Excerpts from a figure dataset
========================================
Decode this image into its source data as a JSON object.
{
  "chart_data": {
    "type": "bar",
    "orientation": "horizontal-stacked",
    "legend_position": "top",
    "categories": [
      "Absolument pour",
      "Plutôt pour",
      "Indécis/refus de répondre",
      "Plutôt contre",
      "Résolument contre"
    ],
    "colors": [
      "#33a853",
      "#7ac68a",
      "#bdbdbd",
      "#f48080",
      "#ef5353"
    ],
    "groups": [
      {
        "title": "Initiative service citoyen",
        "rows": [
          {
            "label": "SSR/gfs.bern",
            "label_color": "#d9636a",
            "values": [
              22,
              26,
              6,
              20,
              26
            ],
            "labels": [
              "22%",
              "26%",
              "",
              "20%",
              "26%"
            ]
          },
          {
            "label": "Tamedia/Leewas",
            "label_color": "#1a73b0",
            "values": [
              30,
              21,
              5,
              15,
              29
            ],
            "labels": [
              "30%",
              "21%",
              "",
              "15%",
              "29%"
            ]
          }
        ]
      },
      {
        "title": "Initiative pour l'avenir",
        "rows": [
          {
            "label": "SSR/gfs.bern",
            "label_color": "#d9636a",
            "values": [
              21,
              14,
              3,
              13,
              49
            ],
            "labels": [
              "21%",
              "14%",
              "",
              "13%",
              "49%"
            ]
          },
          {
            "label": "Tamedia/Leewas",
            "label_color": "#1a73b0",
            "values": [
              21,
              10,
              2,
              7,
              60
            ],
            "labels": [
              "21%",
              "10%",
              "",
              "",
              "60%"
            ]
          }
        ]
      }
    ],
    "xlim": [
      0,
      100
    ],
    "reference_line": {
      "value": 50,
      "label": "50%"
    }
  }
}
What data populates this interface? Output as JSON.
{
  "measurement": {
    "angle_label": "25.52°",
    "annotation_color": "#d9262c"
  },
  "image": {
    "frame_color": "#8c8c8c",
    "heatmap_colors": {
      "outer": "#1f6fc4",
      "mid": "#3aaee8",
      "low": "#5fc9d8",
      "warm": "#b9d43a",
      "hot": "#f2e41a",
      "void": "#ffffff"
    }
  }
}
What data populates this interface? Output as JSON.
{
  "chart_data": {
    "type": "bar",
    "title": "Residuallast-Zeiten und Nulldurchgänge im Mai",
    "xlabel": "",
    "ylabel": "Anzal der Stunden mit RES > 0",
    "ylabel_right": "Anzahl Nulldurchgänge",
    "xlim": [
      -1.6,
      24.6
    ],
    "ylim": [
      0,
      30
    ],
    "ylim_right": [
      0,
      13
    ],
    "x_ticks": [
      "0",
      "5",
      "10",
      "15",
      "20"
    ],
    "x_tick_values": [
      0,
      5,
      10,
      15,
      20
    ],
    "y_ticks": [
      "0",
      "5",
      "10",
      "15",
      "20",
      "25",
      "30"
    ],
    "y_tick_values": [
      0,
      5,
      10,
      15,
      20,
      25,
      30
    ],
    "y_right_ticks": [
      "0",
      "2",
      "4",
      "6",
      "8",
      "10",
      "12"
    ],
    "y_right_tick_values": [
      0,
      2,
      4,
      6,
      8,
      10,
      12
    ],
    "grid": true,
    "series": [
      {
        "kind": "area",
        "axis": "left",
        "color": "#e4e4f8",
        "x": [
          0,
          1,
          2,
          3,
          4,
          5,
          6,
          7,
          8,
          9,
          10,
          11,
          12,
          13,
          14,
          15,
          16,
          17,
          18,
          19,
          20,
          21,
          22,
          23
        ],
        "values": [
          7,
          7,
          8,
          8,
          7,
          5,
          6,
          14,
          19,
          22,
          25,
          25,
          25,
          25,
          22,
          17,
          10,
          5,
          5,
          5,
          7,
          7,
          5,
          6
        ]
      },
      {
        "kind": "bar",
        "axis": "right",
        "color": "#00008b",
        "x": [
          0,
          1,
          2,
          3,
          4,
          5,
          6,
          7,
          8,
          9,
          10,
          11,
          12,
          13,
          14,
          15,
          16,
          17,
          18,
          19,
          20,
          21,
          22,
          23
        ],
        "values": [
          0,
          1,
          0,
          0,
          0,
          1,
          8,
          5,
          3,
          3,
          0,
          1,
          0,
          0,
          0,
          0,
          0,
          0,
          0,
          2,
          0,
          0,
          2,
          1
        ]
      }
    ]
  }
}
========================================
> EXERCISE
The records above must be output exactly, in full.

> EXERCISE RESULT
Decode this image into its source data as a JSON object.
{
  "chart_data": {
    "type": "bar",
    "orientation": "horizontal-stacked",
    "legend_position": "top",
    "categories": [
      "Absolument pour",
      "Plutôt pour",
      "Indécis/refus de répondre",
      "Plutôt contre",
      "Résolument contre"
    ],
    "colors": [
      "#33a853",
      "#7ac68a",
      "#bdbdbd",
      "#f48080",
      "#ef5353"
    ],
    "groups": [
      {
        "title": "Initiative service citoyen",
        "rows": [
          {
            "label": "SSR/gfs.bern",
            "label_color": "#d9636a",
            "values": [
              22,
              26,
              6,
              20,
              26
            ],
            "labels": [
              "22%",
              "26%",
              "",
              "20%",
              "26%"
            ]
          },
          {
            "label": "Tamedia/Leewas",
            "label_color": "#1a73b0",
            "values": [
              30,
              21,
              5,
              15,
              29
            ],
            "labels": [
              "30%",
              "21%",
              "",
              "15%",
              "29%"
            ]
          }
        ]
      },
      {
        "title": "Initiative pour l'avenir",
        "rows": [
          {
            "label": "SSR/gfs.bern",
            "label_color": "#d9636a",
            "values": [
              21,
              14,
              3,
              13,
              49
            ],
            "labels": [
              "21%",
              "14%",
              "",
              "13%",
              "49%"
            ]
          },
          {
            "label": "Tamedia/Leewas",
            "label_color": "#1a73b0",
            "values": [
              21,
              10,
              2,
              7,
              60
            ],
            "labels": [
              "21%",
              "10%",
              "",
              "",
              "60%"
            ]
          }
        ]
      }
    ],
    "xlim": [
      0,
      100
    ],
    "reference_line": {
      "value": 50,
      "label": "50%"
    }
  }
}
What data populates this interface? Output as JSON.
{
  "measurement": {
    "angle_label": "25.52°",
    "annotation_color": "#d9262c"
  },
  "image": {
    "frame_color": "#8c8c8c",
    "heatmap_colors": {
      "outer": "#1f6fc4",
      "mid": "#3aaee8",
      "low": "#5fc9d8",
      "warm": "#b9d43a",
      "hot": "#f2e41a",
      "void": "#ffffff"
    }
  }
}
What data populates this interface? Output as JSON.
{
  "chart_data": {
    "type": "bar",
    "title": "Residuallast-Zeiten und Nulldurchgänge im Mai",
    "xlabel": "",
    "ylabel": "Anzal der Stunden mit RES > 0",
    "ylabel_right": "Anzahl Nulldurchgänge",
    "xlim": [
      -1.6,
      24.6
    ],
    "ylim": [
      0,
      30
    ],
    "ylim_right": [
      0,
      13
    ],
    "x_ticks": [
      "0",
      "5",
      "10",
      "15",
      "20"
    ],
    "x_tick_values": [
      0,
      5,
      10,
      15,
      20
    ],
    "y_ticks": [
      "0",
      "5",
      "10",
      "15",
      "20",
      "25",
      "30"
    ],
    "y_tick_values": [
      0,
      5,
      10,
      15,
      20,
      25,
      30
    ],
    "y_right_ticks": [
      "0",
      "2",
      "4",
      "6",
      "8",
      "10",
      "12"
    ],
    "y_right_tick_values": [
      0,
      2,
      4,
      6,
      8,
      10,
      12
    ],
    "grid": true,
    "series": [
      {
        "kind": "area",
        "axis": "left",
        "color": "#e4e4f8",
        "x": [
          0,
          1,
          2,
          3,
          4,
          5,
          6,
          7,
          8,
          9,
          10,
          11,
          12,
          13,
          14,
          15,
          16,
          17,
          18,
          19,
          20,
          21,
          22,
          23
        ],
        "values": [
          7,
          7,
          8,
          8,
          7,
          5,
          6,
          14,
          19,
          22,
          25,
          25,
          25,
          25,
          22,
          17,
          10,
          5,
          5,
          5,
          7,
          7,
          5,
          6
        ]
      },
      {
        "kind": "bar",
        "axis": "right",
        "color": "#00008b",
        "x": [
          0,
          1,
          2,
          3,
          4,
          5,
          6,
          7,
          8,
          9,
          10,
          11,
          12,
          13,
          14,
          15,
          16,
          17,
          18,
          19,
          20,
          21,
          22,
          23
        ],
        "values": [
          0,
          1,
          0,
          0,
          0,
          1,
          8,
          5,
          3,
          3,
          0,
          1,
          0,
          0,
          0,
          0,
          0,
          0,
          0,
          2,
          0,
          0,
          2,
          1
        ]
      }
    ]
  }
}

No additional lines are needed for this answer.